WHAT IS EXPECTED: Look for the string "text" in every line, and copy each line that has it.
====== SOURCE MATERIAL
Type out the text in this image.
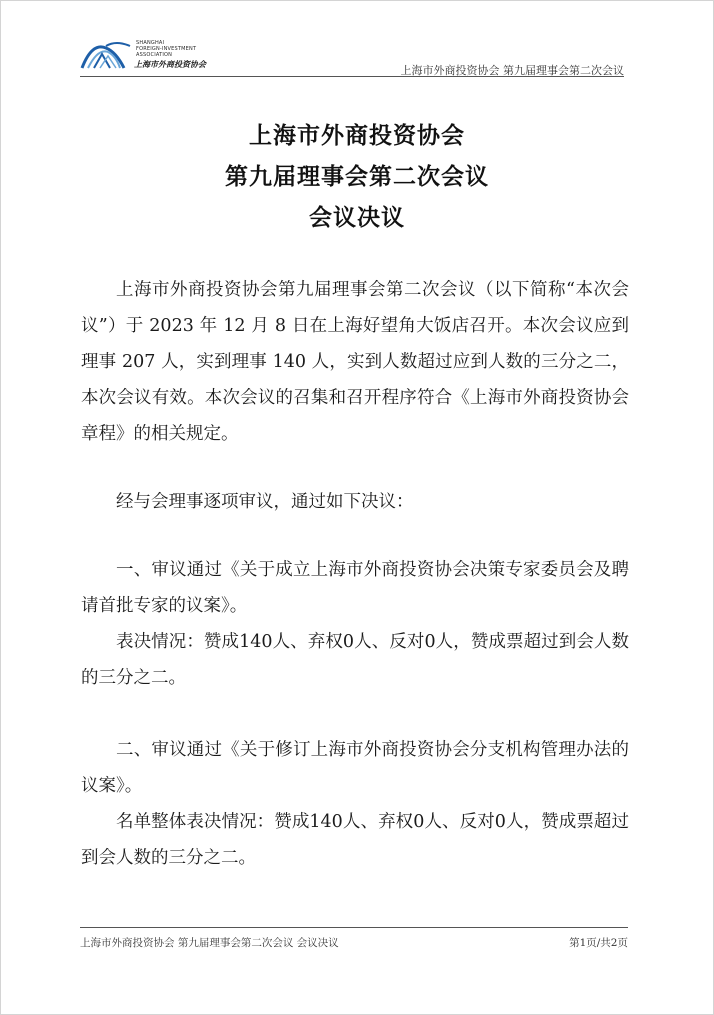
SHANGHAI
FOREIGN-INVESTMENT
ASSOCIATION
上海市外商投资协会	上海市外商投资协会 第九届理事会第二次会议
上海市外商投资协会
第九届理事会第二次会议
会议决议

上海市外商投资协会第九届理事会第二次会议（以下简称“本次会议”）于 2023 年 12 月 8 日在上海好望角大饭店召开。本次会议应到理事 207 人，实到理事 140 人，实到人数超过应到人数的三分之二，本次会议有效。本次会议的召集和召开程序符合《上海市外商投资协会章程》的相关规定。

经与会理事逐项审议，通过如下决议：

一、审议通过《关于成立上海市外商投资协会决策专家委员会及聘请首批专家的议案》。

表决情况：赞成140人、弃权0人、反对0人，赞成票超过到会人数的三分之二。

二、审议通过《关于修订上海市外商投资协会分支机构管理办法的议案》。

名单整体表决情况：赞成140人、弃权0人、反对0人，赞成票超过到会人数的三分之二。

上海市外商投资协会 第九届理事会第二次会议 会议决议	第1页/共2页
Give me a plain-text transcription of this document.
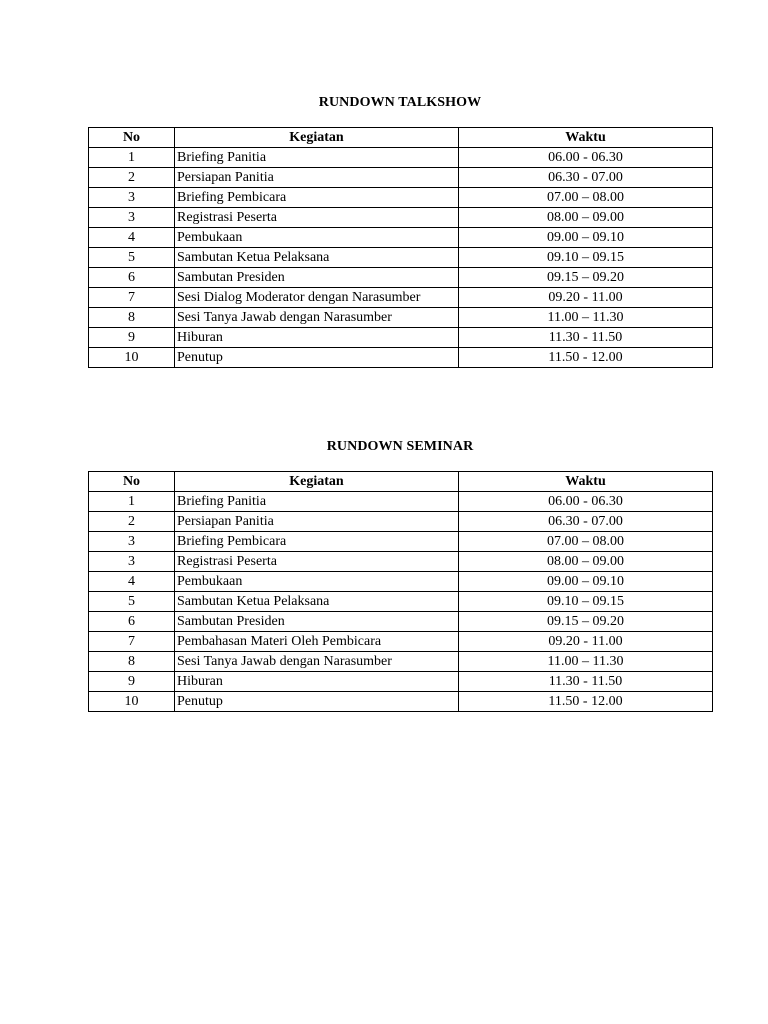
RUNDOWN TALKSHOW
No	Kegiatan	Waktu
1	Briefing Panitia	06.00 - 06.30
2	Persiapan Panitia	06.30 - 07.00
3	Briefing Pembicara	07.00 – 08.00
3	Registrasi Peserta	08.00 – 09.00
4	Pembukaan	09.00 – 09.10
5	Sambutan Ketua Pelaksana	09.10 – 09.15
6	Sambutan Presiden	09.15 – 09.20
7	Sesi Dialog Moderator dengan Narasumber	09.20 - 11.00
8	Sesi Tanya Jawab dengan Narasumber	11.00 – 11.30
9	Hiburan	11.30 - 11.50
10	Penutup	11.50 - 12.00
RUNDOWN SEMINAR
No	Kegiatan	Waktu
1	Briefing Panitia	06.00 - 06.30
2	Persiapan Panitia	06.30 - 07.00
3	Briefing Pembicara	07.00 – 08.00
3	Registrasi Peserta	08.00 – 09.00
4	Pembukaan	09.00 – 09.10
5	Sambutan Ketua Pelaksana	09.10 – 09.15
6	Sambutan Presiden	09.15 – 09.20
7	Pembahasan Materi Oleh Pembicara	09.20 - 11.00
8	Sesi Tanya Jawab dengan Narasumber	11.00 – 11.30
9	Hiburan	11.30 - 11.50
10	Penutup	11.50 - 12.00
============
SOLUTION:
Type out the text in this image.
Give me a plain-text transcription of this document.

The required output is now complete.